TEXTO DE ORIGEM:
·····
Por: Honório de Medeiros
A partir de
amanhã entro de férias. E vou bater perna na Europa velha de guerra, enquanto
posso. Flanar. Viver a rotina dos cafés, das livrarias, das feiras ao ar livre,
das igrejas – como eu gosto delas, e quanto mais antigas, melhor! – dos sebos,
dos antiquários.
Editora
Flâneur
Nada
que eu não faça aqui mesmo em Natal, Mossoró, Martins, Pau dos Ferros, São
Paulo, os chãos que eu sempre piso, os lugares nos quais eu sempre ando, na
condição de vivente curioso acerca da faina humana e supostamente um pouco
acima do analfabetismo institucional que galopa Brasil adentro mais
rapidamente que a Moça Caetana no seu mister de povoar o céu, o purgatório e o
inferno.
Esqueci
Cabaceiras, na Paraíba, no Pai Mateus, Sertãozão de Meu Deus, pedras e mais
pedras, rochas e mais rochas, terra, mato rasteiro, céu de um azul sem igual,
noites estreladas de tirar o fôlego, e emas, seriemas, veados, gato-do-mato,
mocós, arapongas, jacus, toda a fauna do Sertão que a fome e descuido dos
homens praticamente extinguiu, o linguajar arrastado contando “causos”, o
chiste permanente, o cavaqueado dos meus irmãos paraibanos no centro do seu, do
nosso Paraíso sertanejo.
·····
INSTRUÇÕES DA TAREFA:
No texto sobre as férias na Europa, em que estado fica Cabaceiras?

DADOS FORNECIDOS:
·····
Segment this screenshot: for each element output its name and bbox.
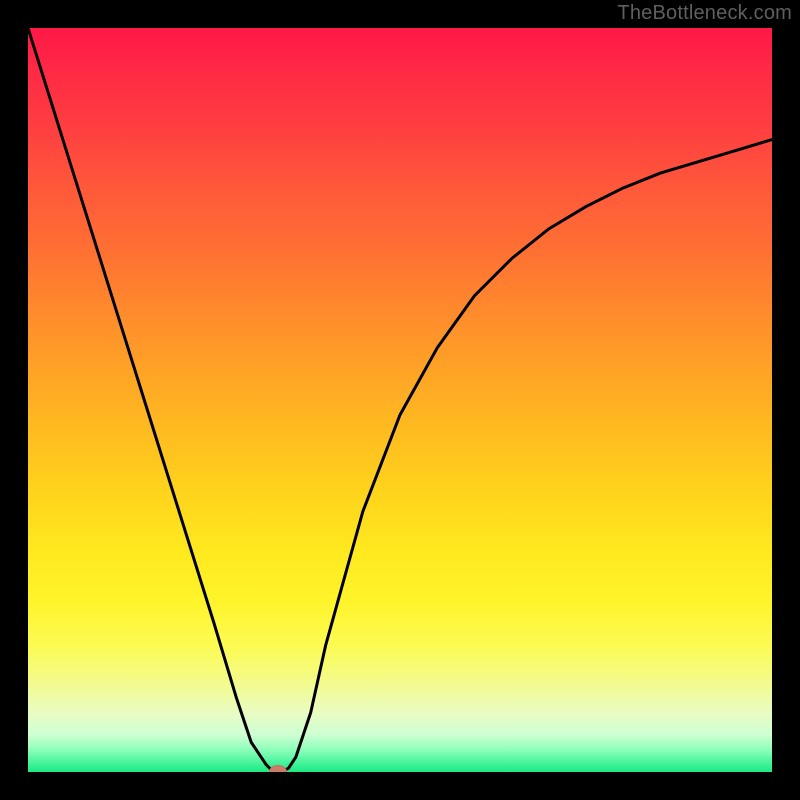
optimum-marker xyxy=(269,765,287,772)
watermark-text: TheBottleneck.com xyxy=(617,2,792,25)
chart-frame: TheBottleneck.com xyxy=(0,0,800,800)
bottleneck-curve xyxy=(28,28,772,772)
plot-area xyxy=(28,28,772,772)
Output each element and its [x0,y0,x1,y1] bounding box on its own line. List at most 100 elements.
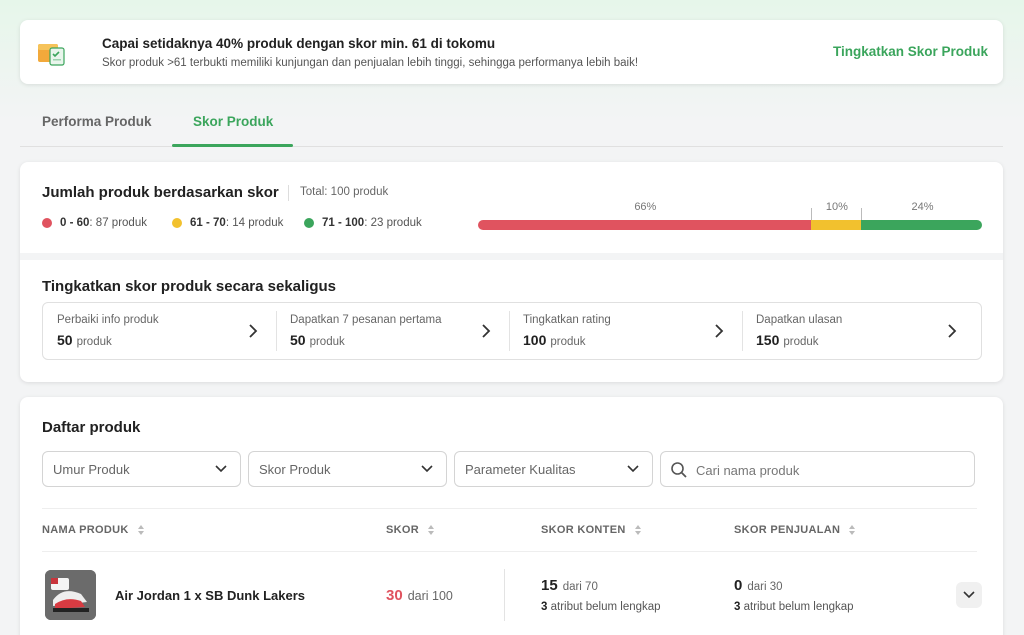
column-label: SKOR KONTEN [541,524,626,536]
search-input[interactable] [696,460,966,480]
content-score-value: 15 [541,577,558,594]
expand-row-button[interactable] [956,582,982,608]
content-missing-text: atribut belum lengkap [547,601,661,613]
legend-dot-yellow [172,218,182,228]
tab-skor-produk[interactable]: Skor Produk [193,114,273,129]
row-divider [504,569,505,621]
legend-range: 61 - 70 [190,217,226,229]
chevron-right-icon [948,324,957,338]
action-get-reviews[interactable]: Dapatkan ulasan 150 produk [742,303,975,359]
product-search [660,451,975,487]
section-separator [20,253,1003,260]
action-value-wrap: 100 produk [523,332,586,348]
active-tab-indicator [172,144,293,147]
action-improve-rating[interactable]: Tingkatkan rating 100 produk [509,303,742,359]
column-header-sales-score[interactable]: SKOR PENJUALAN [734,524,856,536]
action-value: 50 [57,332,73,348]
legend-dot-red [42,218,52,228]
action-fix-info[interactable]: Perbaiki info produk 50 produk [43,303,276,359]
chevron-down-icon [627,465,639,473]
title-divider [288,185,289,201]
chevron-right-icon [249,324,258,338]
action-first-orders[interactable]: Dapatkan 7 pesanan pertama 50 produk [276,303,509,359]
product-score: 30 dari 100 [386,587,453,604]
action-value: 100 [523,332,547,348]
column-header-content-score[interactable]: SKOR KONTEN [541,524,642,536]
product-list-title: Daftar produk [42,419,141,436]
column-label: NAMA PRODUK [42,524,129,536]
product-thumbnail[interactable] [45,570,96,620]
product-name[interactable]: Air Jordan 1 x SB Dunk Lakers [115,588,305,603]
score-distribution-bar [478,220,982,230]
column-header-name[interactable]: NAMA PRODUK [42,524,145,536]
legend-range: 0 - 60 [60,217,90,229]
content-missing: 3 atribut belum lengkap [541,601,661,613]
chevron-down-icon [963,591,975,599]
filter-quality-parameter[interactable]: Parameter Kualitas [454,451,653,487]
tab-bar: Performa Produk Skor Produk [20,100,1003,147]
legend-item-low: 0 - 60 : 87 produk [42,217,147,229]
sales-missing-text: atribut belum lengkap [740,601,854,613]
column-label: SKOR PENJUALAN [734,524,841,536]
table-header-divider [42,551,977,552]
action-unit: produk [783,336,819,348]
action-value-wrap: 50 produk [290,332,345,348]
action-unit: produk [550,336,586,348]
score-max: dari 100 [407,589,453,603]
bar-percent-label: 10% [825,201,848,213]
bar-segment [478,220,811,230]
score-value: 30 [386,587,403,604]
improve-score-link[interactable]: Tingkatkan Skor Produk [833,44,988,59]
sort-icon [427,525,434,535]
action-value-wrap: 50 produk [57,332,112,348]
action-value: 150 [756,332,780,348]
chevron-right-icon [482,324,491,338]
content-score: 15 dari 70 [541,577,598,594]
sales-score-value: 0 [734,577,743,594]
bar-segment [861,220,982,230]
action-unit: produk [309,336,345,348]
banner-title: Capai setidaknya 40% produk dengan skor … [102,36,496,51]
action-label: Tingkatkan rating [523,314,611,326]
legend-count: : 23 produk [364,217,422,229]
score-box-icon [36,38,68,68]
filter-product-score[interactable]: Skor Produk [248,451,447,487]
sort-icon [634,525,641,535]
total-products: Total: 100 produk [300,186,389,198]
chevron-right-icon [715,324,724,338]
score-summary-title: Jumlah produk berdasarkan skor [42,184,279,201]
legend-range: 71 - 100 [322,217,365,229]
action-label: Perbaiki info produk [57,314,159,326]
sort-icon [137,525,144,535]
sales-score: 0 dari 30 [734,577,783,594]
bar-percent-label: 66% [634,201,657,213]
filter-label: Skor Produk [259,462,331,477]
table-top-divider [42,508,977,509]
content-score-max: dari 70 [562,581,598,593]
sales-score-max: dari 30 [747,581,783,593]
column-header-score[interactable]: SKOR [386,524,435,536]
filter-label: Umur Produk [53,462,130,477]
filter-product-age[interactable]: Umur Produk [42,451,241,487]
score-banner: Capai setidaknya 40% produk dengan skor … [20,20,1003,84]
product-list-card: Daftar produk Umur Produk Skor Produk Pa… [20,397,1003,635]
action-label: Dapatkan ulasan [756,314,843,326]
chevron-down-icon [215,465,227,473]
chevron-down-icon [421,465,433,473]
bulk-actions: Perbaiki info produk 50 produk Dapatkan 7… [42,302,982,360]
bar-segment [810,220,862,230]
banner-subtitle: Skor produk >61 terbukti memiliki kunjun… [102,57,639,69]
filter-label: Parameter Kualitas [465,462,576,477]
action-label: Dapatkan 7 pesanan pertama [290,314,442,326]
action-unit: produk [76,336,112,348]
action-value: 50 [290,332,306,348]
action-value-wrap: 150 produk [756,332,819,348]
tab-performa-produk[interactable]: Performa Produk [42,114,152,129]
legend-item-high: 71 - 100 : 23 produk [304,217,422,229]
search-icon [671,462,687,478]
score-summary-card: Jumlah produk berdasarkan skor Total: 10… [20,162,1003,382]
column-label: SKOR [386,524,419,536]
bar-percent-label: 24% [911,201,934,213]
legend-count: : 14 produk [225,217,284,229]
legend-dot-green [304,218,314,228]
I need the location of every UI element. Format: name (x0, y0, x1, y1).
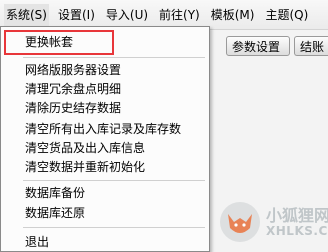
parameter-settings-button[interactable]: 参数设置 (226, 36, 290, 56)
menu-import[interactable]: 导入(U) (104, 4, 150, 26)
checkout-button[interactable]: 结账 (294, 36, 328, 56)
·····
RESPOSTA DA TAREFA:
Na Paraíba.